--- GIVEN RECORDS ---

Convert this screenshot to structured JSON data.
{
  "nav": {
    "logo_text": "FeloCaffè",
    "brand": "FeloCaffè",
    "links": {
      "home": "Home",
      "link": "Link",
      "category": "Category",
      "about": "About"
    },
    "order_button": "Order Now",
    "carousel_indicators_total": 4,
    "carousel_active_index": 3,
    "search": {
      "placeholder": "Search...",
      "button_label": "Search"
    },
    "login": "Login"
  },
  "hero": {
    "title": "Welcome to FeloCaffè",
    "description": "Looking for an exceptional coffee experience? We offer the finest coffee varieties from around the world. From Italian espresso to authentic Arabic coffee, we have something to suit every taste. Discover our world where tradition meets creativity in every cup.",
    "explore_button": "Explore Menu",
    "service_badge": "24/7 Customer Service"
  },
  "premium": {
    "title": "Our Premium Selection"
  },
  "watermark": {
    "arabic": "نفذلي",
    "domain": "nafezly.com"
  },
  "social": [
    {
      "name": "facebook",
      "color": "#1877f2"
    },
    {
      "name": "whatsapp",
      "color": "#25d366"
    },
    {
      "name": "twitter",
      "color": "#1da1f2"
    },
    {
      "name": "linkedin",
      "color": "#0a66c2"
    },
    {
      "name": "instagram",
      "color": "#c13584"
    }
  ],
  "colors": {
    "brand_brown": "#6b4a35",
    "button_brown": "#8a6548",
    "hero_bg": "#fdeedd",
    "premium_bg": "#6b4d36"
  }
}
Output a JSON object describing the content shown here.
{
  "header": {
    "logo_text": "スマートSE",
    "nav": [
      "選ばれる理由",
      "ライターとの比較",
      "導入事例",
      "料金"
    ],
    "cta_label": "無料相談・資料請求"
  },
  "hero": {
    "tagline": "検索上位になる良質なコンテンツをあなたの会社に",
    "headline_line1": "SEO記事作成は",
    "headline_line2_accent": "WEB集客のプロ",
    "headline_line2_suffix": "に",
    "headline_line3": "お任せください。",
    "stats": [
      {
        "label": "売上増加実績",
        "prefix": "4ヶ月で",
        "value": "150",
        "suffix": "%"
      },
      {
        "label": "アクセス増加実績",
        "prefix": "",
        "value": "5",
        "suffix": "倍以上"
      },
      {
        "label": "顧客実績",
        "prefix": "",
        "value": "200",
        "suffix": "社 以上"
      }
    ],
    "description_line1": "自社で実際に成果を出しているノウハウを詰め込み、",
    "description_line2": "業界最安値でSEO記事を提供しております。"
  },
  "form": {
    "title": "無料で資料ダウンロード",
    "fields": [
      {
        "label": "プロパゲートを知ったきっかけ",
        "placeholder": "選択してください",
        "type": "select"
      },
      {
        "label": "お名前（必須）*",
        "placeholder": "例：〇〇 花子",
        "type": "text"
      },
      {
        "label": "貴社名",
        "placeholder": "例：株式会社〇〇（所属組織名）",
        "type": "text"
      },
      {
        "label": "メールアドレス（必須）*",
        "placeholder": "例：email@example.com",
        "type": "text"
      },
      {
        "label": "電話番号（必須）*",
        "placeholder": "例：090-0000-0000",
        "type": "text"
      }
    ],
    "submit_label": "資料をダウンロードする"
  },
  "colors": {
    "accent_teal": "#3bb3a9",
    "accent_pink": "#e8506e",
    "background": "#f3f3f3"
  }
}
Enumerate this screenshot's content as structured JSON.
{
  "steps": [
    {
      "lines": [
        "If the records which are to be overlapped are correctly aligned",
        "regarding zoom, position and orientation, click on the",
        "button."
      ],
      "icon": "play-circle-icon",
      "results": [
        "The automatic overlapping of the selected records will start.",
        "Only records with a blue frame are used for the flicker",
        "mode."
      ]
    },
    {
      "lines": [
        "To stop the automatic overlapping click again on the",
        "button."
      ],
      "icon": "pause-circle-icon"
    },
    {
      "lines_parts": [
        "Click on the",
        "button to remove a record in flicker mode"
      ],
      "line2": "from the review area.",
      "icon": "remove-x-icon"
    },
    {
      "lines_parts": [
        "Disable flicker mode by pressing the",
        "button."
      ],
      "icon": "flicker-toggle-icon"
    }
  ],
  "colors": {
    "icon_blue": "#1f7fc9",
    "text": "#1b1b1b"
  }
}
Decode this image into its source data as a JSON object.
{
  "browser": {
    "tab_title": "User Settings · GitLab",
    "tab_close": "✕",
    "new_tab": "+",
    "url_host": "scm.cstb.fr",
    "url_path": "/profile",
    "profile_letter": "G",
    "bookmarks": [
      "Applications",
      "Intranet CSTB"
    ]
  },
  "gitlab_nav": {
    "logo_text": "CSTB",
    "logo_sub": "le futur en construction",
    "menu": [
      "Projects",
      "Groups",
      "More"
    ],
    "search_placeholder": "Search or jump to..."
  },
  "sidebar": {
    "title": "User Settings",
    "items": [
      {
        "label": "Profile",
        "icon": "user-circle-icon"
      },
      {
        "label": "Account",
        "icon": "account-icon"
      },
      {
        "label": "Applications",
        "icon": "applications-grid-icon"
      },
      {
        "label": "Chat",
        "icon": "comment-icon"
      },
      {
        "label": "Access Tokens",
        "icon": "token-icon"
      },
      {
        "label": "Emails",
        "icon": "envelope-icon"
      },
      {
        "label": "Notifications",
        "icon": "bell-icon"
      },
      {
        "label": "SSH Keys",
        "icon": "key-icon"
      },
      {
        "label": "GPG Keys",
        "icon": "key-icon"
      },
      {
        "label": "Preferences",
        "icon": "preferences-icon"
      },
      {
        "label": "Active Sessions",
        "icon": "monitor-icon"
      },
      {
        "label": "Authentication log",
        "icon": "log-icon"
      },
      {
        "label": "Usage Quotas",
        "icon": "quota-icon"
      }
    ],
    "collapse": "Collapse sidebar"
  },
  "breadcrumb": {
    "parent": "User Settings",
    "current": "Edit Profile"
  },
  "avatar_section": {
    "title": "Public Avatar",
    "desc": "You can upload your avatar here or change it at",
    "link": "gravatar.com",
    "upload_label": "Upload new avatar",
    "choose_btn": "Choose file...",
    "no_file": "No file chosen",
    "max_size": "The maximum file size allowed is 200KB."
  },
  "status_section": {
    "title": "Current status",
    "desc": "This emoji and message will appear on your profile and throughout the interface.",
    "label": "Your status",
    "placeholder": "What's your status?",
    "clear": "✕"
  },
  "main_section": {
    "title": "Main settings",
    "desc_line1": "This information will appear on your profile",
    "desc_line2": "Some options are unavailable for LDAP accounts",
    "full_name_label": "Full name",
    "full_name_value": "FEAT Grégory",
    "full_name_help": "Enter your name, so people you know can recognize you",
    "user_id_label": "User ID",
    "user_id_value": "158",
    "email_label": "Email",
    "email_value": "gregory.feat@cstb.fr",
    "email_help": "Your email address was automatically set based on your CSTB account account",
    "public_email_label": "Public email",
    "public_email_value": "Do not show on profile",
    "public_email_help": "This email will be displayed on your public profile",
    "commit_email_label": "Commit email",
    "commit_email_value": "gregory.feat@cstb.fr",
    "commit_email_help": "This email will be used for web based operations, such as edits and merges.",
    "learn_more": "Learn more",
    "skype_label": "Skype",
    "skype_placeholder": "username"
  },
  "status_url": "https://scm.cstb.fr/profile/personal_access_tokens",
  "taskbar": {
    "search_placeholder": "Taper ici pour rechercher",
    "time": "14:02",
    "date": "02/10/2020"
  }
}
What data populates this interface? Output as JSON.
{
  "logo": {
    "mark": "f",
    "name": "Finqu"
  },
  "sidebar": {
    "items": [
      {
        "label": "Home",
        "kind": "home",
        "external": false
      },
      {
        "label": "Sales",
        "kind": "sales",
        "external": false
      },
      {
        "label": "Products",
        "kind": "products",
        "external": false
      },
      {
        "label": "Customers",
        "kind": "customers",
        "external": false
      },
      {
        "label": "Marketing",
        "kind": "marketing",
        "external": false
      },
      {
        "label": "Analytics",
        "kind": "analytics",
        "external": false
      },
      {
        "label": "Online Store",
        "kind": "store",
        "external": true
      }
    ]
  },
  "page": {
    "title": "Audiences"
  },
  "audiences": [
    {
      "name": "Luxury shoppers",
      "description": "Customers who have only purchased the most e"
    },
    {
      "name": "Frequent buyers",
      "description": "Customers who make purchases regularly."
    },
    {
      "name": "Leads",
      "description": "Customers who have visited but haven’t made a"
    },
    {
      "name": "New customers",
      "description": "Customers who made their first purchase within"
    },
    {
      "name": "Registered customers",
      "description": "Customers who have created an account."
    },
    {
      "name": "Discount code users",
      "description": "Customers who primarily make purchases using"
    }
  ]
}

---

Beginning at the line that contains "What data populates", retype each line of the listing up to and including the last one, exactly as it stands, and nothing else.

What data populates this interface? Output as JSON.
{
  "logo": {
    "mark": "f",
    "name": "Finqu"
  },
  "sidebar": {
    "items": [
      {
        "label": "Home",
        "kind": "home",
        "external": false
      },
      {
        "label": "Sales",
        "kind": "sales",
        "external": false
      },
      {
        "label": "Products",
        "kind": "products",
        "external": false
      },
      {
        "label": "Customers",
        "kind": "customers",
        "external": false
      },
      {
        "label": "Marketing",
        "kind": "marketing",
        "external": false
      },
      {
        "label": "Analytics",
        "kind": "analytics",
        "external": false
      },
      {
        "label": "Online Store",
        "kind": "store",
        "external": true
      }
    ]
  },
  "page": {
    "title": "Audiences"
  },
  "audiences": [
    {
      "name": "Luxury shoppers",
      "description": "Customers who have only purchased the most e"
    },
    {
      "name": "Frequent buyers",
      "description": "Customers who make purchases regularly."
    },
    {
      "name": "Leads",
      "description": "Customers who have visited but haven’t made a"
    },
    {
      "name": "New customers",
      "description": "Customers who made their first purchase within"
    },
    {
      "name": "Registered customers",
      "description": "Customers who have created an account."
    },
    {
      "name": "Discount code users",
      "description": "Customers who primarily make purchases using"
    }
  ]
}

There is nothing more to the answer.